<<<<

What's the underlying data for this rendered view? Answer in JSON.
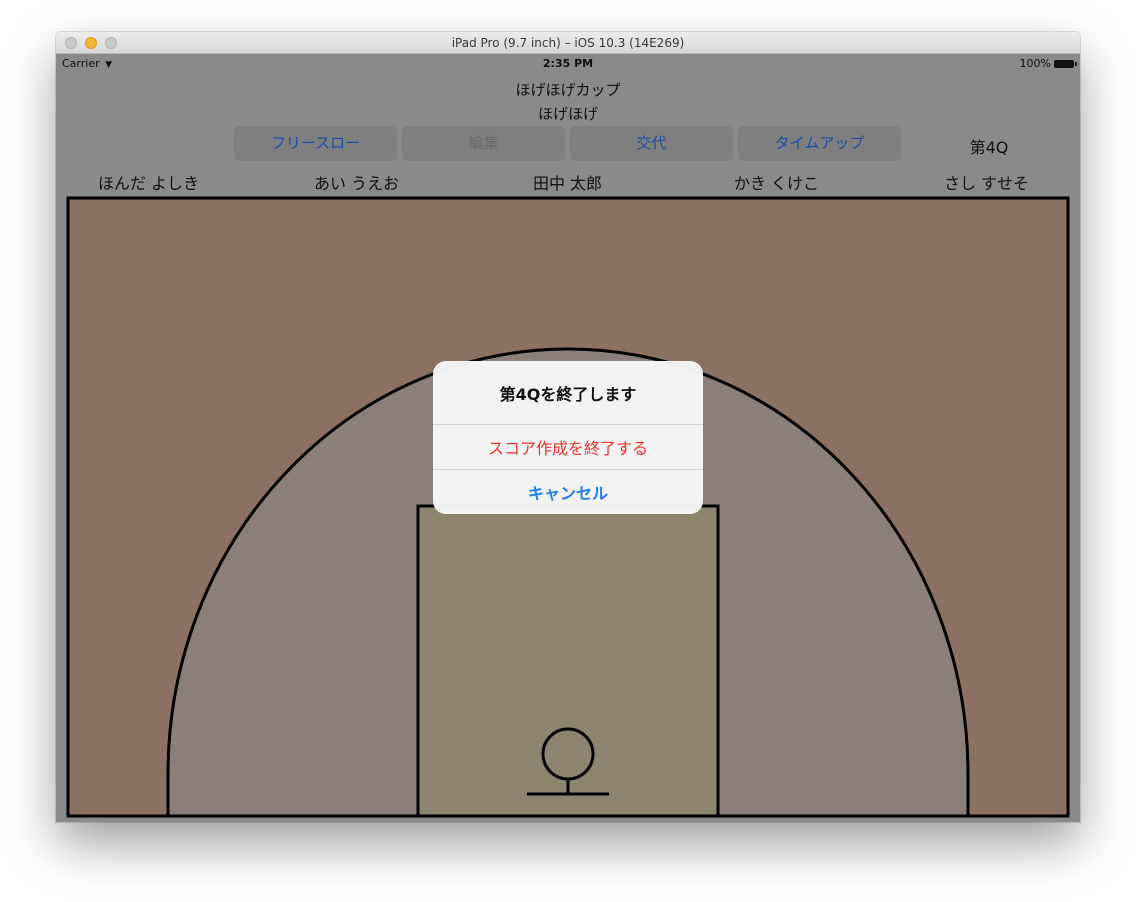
{
  "window": {
    "title": "iPad Pro (9.7 inch) – iOS 10.3 (14E269)"
  },
  "statusbar": {
    "carrier": "Carrier",
    "time": "2:35 PM",
    "battery": "100%"
  },
  "game": {
    "title": "ほげほげカップ",
    "subtitle": "ほげほげ"
  },
  "toolbar": {
    "free_throw": "フリースロー",
    "edit": "編集",
    "substitution": "交代",
    "time_up": "タイムアップ",
    "quarter": "第4Q"
  },
  "players": [
    "ほんだ よしき",
    "あい うえお",
    "田中 太郎",
    "かき くけこ",
    "さし すせそ"
  ],
  "dialog": {
    "title": "第4Qを終了します",
    "destructive_action": "スコア作成を終了する",
    "cancel": "キャンセル"
  },
  "colors": {
    "court_outer": "#8b7161",
    "three_point_area": "#8a8079",
    "key_area": "#8c846f",
    "button_text": "#1e4fa8",
    "destructive": "#e5332f",
    "cancel": "#1d7cf2"
  }
}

>>>>

- _Requirement_
Make an exact copy of all the material, but keep the pictures out of it.

- _Completed exercise_
What's the underlying data for this rendered view? Answer in JSON.
{
  "window": {
    "title": "iPad Pro (9.7 inch) – iOS 10.3 (14E269)"
  },
  "statusbar": {
    "carrier": "Carrier",
    "time": "2:35 PM",
    "battery": "100%"
  },
  "game": {
    "title": "ほげほげカップ",
    "subtitle": "ほげほげ"
  },
  "toolbar": {
    "free_throw": "フリースロー",
    "edit": "編集",
    "substitution": "交代",
    "time_up": "タイムアップ",
    "quarter": "第4Q"
  },
  "players": [
    "ほんだ よしき",
    "あい うえお",
    "田中 太郎",
    "かき くけこ",
    "さし すせそ"
  ],
  "dialog": {
    "title": "第4Qを終了します",
    "destructive_action": "スコア作成を終了する",
    "cancel": "キャンセル"
  },
  "colors": {
    "court_outer": "#8b7161",
    "three_point_area": "#8a8079",
    "key_area": "#8c846f",
    "button_text": "#1e4fa8",
    "destructive": "#e5332f",
    "cancel": "#1d7cf2"
  }
}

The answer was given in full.